● WHAT THE TASK ASKS: Reproduce every one of the entries below verbatim, keeping each line and character unchanged.

• • • •

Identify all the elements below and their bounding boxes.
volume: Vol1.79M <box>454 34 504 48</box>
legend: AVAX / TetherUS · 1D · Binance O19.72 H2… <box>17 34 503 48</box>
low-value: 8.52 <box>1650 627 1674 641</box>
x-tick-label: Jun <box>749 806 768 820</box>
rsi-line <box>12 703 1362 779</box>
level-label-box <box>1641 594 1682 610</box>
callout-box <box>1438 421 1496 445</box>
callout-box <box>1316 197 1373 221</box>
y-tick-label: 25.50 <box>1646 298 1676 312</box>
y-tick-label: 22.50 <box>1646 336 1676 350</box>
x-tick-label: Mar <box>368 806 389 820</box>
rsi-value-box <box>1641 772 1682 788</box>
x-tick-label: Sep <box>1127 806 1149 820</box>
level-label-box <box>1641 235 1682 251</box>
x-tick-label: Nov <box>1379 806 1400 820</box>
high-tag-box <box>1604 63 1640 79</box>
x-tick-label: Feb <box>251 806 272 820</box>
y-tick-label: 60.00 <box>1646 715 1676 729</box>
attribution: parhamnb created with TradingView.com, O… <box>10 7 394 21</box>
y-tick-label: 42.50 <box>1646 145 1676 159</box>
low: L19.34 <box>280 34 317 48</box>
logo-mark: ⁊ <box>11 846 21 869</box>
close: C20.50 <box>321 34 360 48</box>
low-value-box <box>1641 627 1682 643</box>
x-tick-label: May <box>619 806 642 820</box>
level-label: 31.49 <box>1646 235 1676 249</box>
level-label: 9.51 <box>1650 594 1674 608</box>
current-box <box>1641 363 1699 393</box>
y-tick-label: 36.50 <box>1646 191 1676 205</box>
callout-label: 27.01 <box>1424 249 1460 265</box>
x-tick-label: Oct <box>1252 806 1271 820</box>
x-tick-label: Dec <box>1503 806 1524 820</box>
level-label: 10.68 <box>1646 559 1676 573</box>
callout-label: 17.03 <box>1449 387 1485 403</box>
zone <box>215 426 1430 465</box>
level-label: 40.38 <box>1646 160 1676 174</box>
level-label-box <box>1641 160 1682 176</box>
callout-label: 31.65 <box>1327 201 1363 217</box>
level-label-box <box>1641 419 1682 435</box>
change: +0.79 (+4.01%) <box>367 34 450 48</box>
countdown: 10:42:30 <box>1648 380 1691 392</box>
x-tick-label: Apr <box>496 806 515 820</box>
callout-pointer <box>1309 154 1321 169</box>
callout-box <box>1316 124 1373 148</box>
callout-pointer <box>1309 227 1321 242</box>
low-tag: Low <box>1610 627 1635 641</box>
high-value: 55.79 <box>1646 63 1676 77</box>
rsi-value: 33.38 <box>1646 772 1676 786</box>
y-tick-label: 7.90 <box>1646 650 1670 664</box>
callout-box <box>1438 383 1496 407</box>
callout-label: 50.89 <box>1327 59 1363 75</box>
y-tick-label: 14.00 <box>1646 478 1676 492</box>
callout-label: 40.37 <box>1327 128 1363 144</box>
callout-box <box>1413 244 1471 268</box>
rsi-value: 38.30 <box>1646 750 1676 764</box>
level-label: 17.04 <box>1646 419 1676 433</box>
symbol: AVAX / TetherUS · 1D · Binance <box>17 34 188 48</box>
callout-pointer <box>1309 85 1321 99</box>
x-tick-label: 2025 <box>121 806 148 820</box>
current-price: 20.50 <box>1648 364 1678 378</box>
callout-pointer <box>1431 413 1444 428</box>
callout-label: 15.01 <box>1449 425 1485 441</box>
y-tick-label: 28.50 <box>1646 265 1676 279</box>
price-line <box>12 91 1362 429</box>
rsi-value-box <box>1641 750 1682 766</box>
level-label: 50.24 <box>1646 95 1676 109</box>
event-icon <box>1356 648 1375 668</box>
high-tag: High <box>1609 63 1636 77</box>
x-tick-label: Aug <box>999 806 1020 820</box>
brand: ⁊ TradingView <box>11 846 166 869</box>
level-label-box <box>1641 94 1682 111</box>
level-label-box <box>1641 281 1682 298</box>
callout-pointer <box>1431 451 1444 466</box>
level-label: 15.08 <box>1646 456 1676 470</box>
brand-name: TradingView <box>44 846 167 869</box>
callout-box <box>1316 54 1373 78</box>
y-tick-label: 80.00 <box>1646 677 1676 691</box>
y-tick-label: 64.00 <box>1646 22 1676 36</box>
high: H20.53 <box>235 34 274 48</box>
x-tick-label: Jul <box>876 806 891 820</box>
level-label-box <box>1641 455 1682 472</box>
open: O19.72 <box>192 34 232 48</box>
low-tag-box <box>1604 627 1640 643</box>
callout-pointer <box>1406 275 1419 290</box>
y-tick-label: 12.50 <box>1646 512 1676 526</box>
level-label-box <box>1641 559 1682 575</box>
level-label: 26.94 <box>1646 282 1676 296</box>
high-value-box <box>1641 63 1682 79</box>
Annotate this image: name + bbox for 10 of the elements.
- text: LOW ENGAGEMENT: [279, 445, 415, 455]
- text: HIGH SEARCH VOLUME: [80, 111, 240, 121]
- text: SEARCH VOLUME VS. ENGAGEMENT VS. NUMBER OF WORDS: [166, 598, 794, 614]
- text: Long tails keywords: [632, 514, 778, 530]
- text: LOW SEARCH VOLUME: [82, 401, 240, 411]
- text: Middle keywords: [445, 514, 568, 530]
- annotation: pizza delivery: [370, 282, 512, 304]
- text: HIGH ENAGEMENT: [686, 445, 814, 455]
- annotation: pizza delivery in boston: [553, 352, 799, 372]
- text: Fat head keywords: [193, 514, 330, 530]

• • • •

● TASK OUTPUT:
Identify all the elements below and their bounding boxes.
volume: Vol1.79M <box>454 34 504 48</box>
legend: AVAX / TetherUS · 1D · Binance O19.72 H2… <box>17 34 503 48</box>
low-value: 8.52 <box>1650 627 1674 641</box>
x-tick-label: Jun <box>749 806 768 820</box>
rsi-line <box>12 703 1362 779</box>
level-label-box <box>1641 594 1682 610</box>
callout-box <box>1438 421 1496 445</box>
callout-box <box>1316 197 1373 221</box>
y-tick-label: 25.50 <box>1646 298 1676 312</box>
y-tick-label: 22.50 <box>1646 336 1676 350</box>
x-tick-label: Mar <box>368 806 389 820</box>
rsi-value-box <box>1641 772 1682 788</box>
x-tick-label: Sep <box>1127 806 1149 820</box>
level-label-box <box>1641 235 1682 251</box>
x-tick-label: Nov <box>1379 806 1400 820</box>
high-tag-box <box>1604 63 1640 79</box>
x-tick-label: Feb <box>251 806 272 820</box>
y-tick-label: 60.00 <box>1646 715 1676 729</box>
attribution: parhamnb created with TradingView.com, O… <box>10 7 394 21</box>
y-tick-label: 42.50 <box>1646 145 1676 159</box>
low: L19.34 <box>280 34 317 48</box>
logo-mark: ⁊ <box>11 846 21 869</box>
close: C20.50 <box>321 34 360 48</box>
low-value-box <box>1641 627 1682 643</box>
x-tick-label: May <box>619 806 642 820</box>
level-label: 31.49 <box>1646 235 1676 249</box>
level-label: 9.51 <box>1650 594 1674 608</box>
current-box <box>1641 363 1699 393</box>
y-tick-label: 36.50 <box>1646 191 1676 205</box>
callout-label: 27.01 <box>1424 249 1460 265</box>
x-tick-label: Oct <box>1252 806 1271 820</box>
x-tick-label: Dec <box>1503 806 1524 820</box>
level-label: 10.68 <box>1646 559 1676 573</box>
callout-label: 17.03 <box>1449 387 1485 403</box>
zone <box>215 426 1430 465</box>
level-label: 40.38 <box>1646 160 1676 174</box>
level-label-box <box>1641 160 1682 176</box>
callout-label: 31.65 <box>1327 201 1363 217</box>
level-label-box <box>1641 419 1682 435</box>
change: +0.79 (+4.01%) <box>367 34 450 48</box>
countdown: 10:42:30 <box>1648 380 1691 392</box>
x-tick-label: Apr <box>496 806 515 820</box>
callout-pointer <box>1309 154 1321 169</box>
callout-box <box>1316 124 1373 148</box>
callout-pointer <box>1309 227 1321 242</box>
low-tag: Low <box>1610 627 1635 641</box>
high-value: 55.79 <box>1646 63 1676 77</box>
rsi-value: 33.38 <box>1646 772 1676 786</box>
y-tick-label: 7.90 <box>1646 650 1670 664</box>
callout-box <box>1438 383 1496 407</box>
callout-label: 50.89 <box>1327 59 1363 75</box>
y-tick-label: 14.00 <box>1646 478 1676 492</box>
callout-label: 40.37 <box>1327 128 1363 144</box>
callout-box <box>1413 244 1471 268</box>
rsi-value: 38.30 <box>1646 750 1676 764</box>
level-label: 17.04 <box>1646 419 1676 433</box>
symbol: AVAX / TetherUS · 1D · Binance <box>17 34 188 48</box>
callout-pointer <box>1309 85 1321 99</box>
x-tick-label: 2025 <box>121 806 148 820</box>
current-price: 20.50 <box>1648 364 1678 378</box>
callout-pointer <box>1431 413 1444 428</box>
callout-label: 15.01 <box>1449 425 1485 441</box>
y-tick-label: 28.50 <box>1646 265 1676 279</box>
price-line <box>12 91 1362 429</box>
rsi-value-box <box>1641 750 1682 766</box>
level-label: 50.24 <box>1646 95 1676 109</box>
event-icon <box>1356 648 1375 668</box>
high-tag: High <box>1609 63 1636 77</box>
x-tick-label: Aug <box>999 806 1020 820</box>
brand: ⁊ TradingView <box>11 846 166 869</box>
level-label-box <box>1641 94 1682 111</box>
level-label-box <box>1641 281 1682 298</box>
callout-pointer <box>1431 451 1444 466</box>
level-label: 15.08 <box>1646 456 1676 470</box>
brand-name: TradingView <box>44 846 167 869</box>
callout-box <box>1316 54 1373 78</box>
y-tick-label: 80.00 <box>1646 677 1676 691</box>
y-tick-label: 64.00 <box>1646 22 1676 36</box>
high: H20.53 <box>235 34 274 48</box>
x-tick-label: Jul <box>876 806 891 820</box>
level-label-box <box>1641 455 1682 472</box>
open: O19.72 <box>192 34 232 48</box>
low-tag-box <box>1604 627 1640 643</box>
callout-pointer <box>1406 275 1419 290</box>
y-tick-label: 12.50 <box>1646 512 1676 526</box>
level-label-box <box>1641 559 1682 575</box>
level-label: 26.94 <box>1646 282 1676 296</box>
high-value-box <box>1641 63 1682 79</box>
Annotate this image: name + bbox for 10 of the elements.
- text: LOW ENGAGEMENT: [279, 445, 415, 455]
- text: HIGH SEARCH VOLUME: [80, 111, 240, 121]
- text: SEARCH VOLUME VS. ENGAGEMENT VS. NUMBER OF WORDS: [166, 598, 794, 614]
- text: Long tails keywords: [632, 514, 778, 530]
- text: LOW SEARCH VOLUME: [82, 401, 240, 411]
- text: Middle keywords: [445, 514, 568, 530]
- annotation: pizza delivery: [370, 282, 512, 304]
- text: HIGH ENAGEMENT: [686, 445, 814, 455]
- annotation: pizza delivery in boston: [553, 352, 799, 372]
- text: Fat head keywords: [193, 514, 330, 530]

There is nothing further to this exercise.